## Recorded data
+++++
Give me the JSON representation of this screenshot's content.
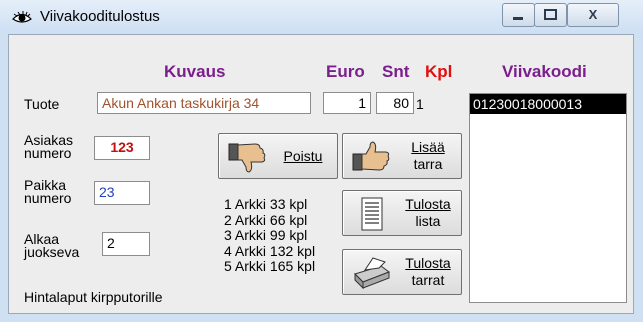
{
  "window": {
    "title": "Viivakooditulostus",
    "minimize_symbol": "▭",
    "maximize_symbol": "▢",
    "close_symbol": "X"
  },
  "headers": {
    "kuvaus": "Kuvaus",
    "euro": "Euro",
    "snt": "Snt",
    "kpl": "Kpl",
    "viivakoodi": "Viivakoodi"
  },
  "form": {
    "tuote_label": "Tuote",
    "tuote_value": "Akun Ankan taskukirja 34",
    "euro_value": "1",
    "snt_value": "80",
    "kpl_value": "1",
    "asiakas_label_1": "Asiakas",
    "asiakas_label_2": "numero",
    "asiakas_value": "123",
    "paikka_label_1": "Paikka",
    "paikka_label_2": "numero",
    "paikka_value": "23",
    "alkaa_label_1": "Alkaa",
    "alkaa_label_2": "juokseva",
    "alkaa_value": "2",
    "footer_text": "Hintalaput kirpputorille"
  },
  "buttons": {
    "poistu": "Poistu",
    "lisaa_1": "Lisää",
    "lisaa_2": "tarra",
    "tulosta_lista_1": "Tulosta",
    "tulosta_lista_2": "lista",
    "tulosta_tarrat_1": "Tulosta",
    "tulosta_tarrat_2": "tarrat"
  },
  "sheets": [
    "1 Arkki 33 kpl",
    "2 Arkki 66 kpl",
    "3 Arkki 99 kpl",
    "4 Arkki 132 kpl",
    "5 Arkki 165 kpl"
  ],
  "barcodes": [
    "01230018000013"
  ],
  "colors": {
    "header_purple": "#7a1f8c",
    "kpl_red": "#e01010",
    "asiakas_red": "#c01010",
    "paikka_blue": "#2040c0",
    "tuote_gray": "#a0522d"
  }
}
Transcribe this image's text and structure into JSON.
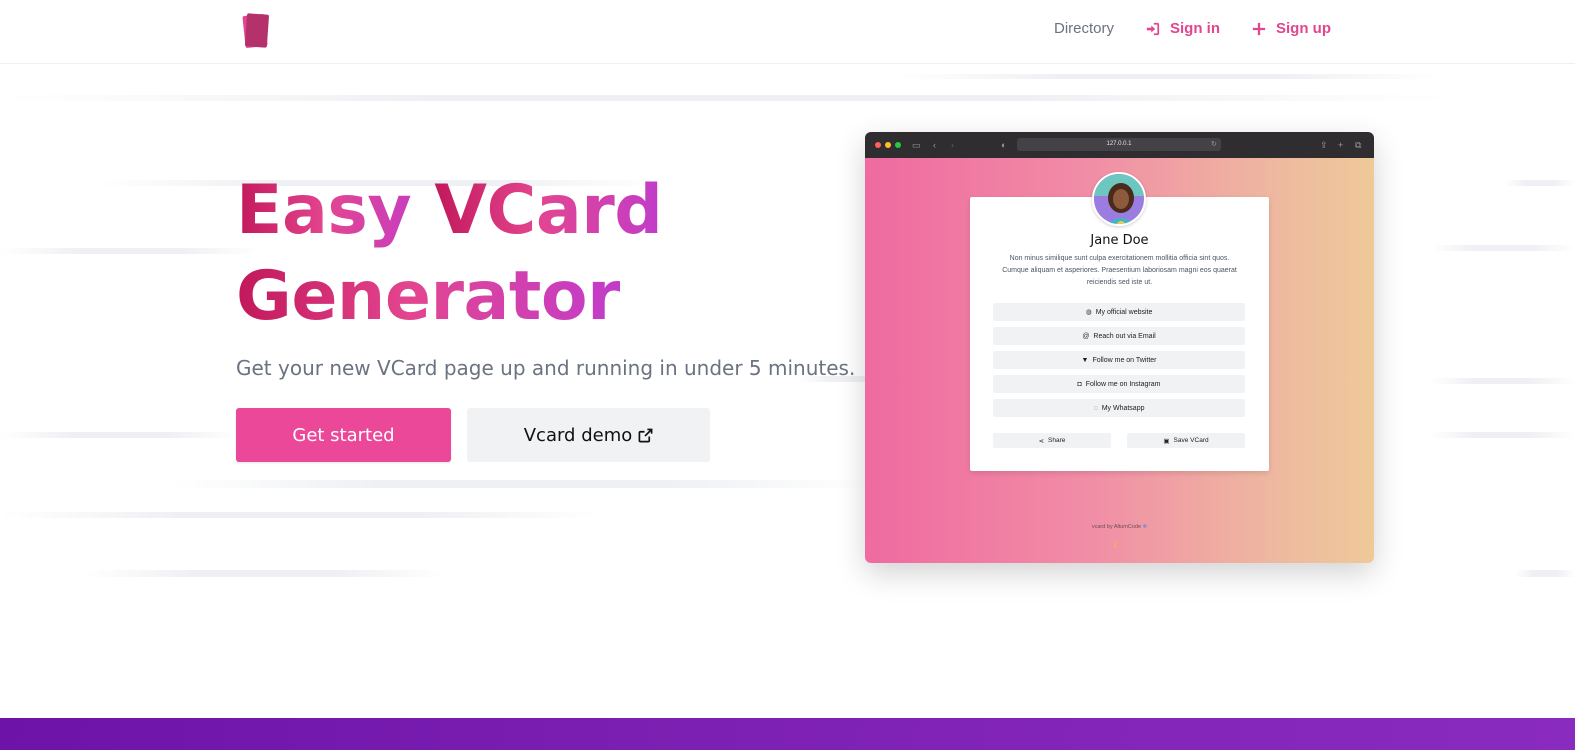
{
  "nav": {
    "directory": "Directory",
    "sign_in": "Sign in",
    "sign_up": "Sign up"
  },
  "hero": {
    "title_part1": "Easy ",
    "title_part2": "VCard",
    "title_line2": "Generator",
    "subtitle": "Get your new VCard page up and running in under 5 minutes.",
    "primary_button": "Get started",
    "secondary_button": "Vcard demo"
  },
  "mockup": {
    "url": "127.0.0.1",
    "card": {
      "name": "Jane Doe",
      "bio": "Non minus similique sunt culpa exercitationem mollitia officia sint quos. Cumque aliquam et asperiores. Praesentium laboriosam magni eos quaerat reiciendis sed iste ut.",
      "links": [
        {
          "icon": "globe-icon",
          "label": "My official website"
        },
        {
          "icon": "at-icon",
          "label": "Reach out via Email"
        },
        {
          "icon": "twitter-icon",
          "label": "Follow me on Twitter"
        },
        {
          "icon": "instagram-icon",
          "label": "Follow me on Instagram"
        },
        {
          "icon": "whatsapp-icon",
          "label": "My Whatsapp"
        }
      ],
      "share": "Share",
      "save": "Save VCard"
    },
    "footer": "vcard by AltumCode"
  },
  "colors": {
    "accent": "#ec4899",
    "title_gradient_start": "#c2185b",
    "title_gradient_end": "#c13ccb",
    "bottom_band": "#6d13a8"
  }
}
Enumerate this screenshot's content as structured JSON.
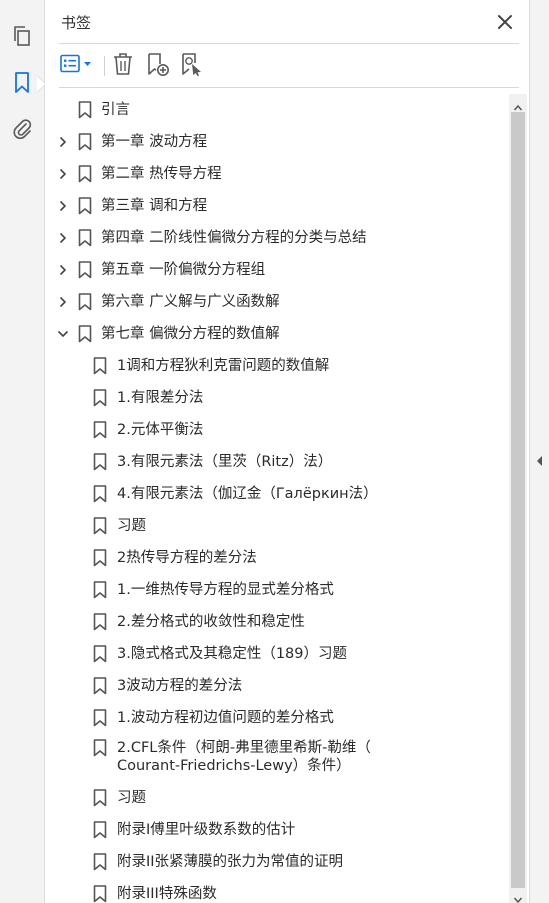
{
  "panel": {
    "title": "书签"
  },
  "rail": {
    "icons": [
      "pages-icon",
      "bookmark-icon",
      "attachment-icon"
    ]
  },
  "toolbar": {
    "icons": [
      "options-icon",
      "delete-icon",
      "new-bookmark-icon",
      "bookmark-from-selection-icon"
    ]
  },
  "bookmarks": [
    {
      "level": 0,
      "expander": "none",
      "label": "引言"
    },
    {
      "level": 0,
      "expander": "collapsed",
      "label": "第一章  波动方程"
    },
    {
      "level": 0,
      "expander": "collapsed",
      "label": "第二章  热传导方程"
    },
    {
      "level": 0,
      "expander": "collapsed",
      "label": "第三章  调和方程"
    },
    {
      "level": 0,
      "expander": "collapsed",
      "label": "第四章  二阶线性偏微分方程的分类与总结"
    },
    {
      "level": 0,
      "expander": "collapsed",
      "label": "第五章  一阶偏微分方程组"
    },
    {
      "level": 0,
      "expander": "collapsed",
      "label": "第六章  广义解与广义函数解"
    },
    {
      "level": 0,
      "expander": "expanded",
      "label": "第七章  偏微分方程的数值解"
    },
    {
      "level": 1,
      "expander": "none",
      "label": "1调和方程狄利克雷问题的数值解"
    },
    {
      "level": 1,
      "expander": "none",
      "label": "1.有限差分法"
    },
    {
      "level": 1,
      "expander": "none",
      "label": "2.元体平衡法"
    },
    {
      "level": 1,
      "expander": "none",
      "label": "3.有限元素法（里茨（Ritz）法）"
    },
    {
      "level": 1,
      "expander": "none",
      "label": "4.有限元素法（伽辽金（Галёркин法）"
    },
    {
      "level": 1,
      "expander": "none",
      "label": "习题"
    },
    {
      "level": 1,
      "expander": "none",
      "label": "2热传导方程的差分法"
    },
    {
      "level": 1,
      "expander": "none",
      "label": "1.一维热传导方程的显式差分格式"
    },
    {
      "level": 1,
      "expander": "none",
      "label": "2.差分格式的收敛性和稳定性"
    },
    {
      "level": 1,
      "expander": "none",
      "label": "3.隐式格式及其稳定性（189）习题"
    },
    {
      "level": 1,
      "expander": "none",
      "label": "3波动方程的差分法"
    },
    {
      "level": 1,
      "expander": "none",
      "label": "1.波动方程初边值问题的差分格式"
    },
    {
      "level": 1,
      "expander": "none",
      "label": "2.CFL条件（柯朗-弗里德里希斯-勒维（ Courant-Friedrichs-Lewy）条件）",
      "wrap": true
    },
    {
      "level": 1,
      "expander": "none",
      "label": "习题"
    },
    {
      "level": 1,
      "expander": "none",
      "label": "附录I傅里叶级数系数的估计"
    },
    {
      "level": 1,
      "expander": "none",
      "label": "附录II张紧薄膜的张力为常值的证明"
    },
    {
      "level": 1,
      "expander": "none",
      "label": "附录III特殊函数"
    }
  ],
  "scrollbar": {
    "position": 0.0,
    "visible_fraction": 0.96
  },
  "colors": {
    "icon": "#5a5a5a",
    "accent": "#1473e6",
    "thumb": "#c9c9c9"
  }
}
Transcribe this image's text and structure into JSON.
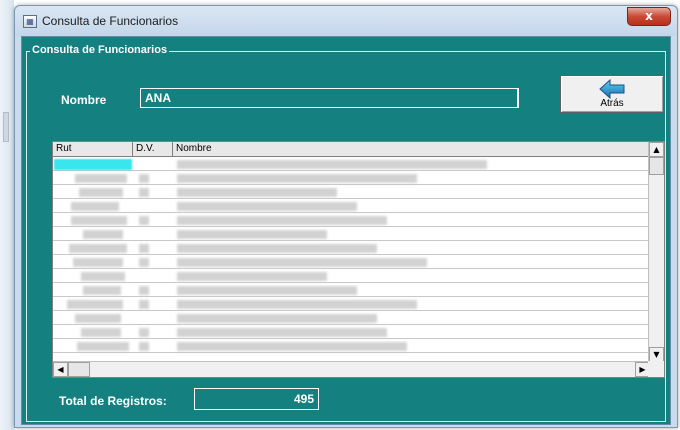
{
  "window": {
    "title": "Consulta de Funcionarios",
    "icon": "form-icon",
    "close_label": "x"
  },
  "group": {
    "legend": "Consulta de Funcionarios"
  },
  "filter": {
    "label": "Nombre",
    "value": "ANA"
  },
  "back_button": {
    "label": "Atrás",
    "icon": "arrow-left-icon"
  },
  "grid": {
    "columns": [
      "Rut",
      "D.V.",
      "Nombre"
    ],
    "visible_rows": 14,
    "selected_row": 0
  },
  "scroll": {
    "up": "▲",
    "down": "▼",
    "left": "◀",
    "right": "▶"
  },
  "total": {
    "label": "Total de Registros:",
    "value": "495"
  },
  "colors": {
    "form_background": "#158080",
    "selection": "#38e6ee",
    "window_frame": "#c9dced"
  }
}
+++++
## Work to be completed
Find each line with the string "this" and copy it out.

## Complete output
Give me the JSON representation of this screenshot's content.
Transcribe this image's text and structure into JSON.
Enumerate this screenshot's content as structured JSON.
Transcribe this image's text and structure into JSON.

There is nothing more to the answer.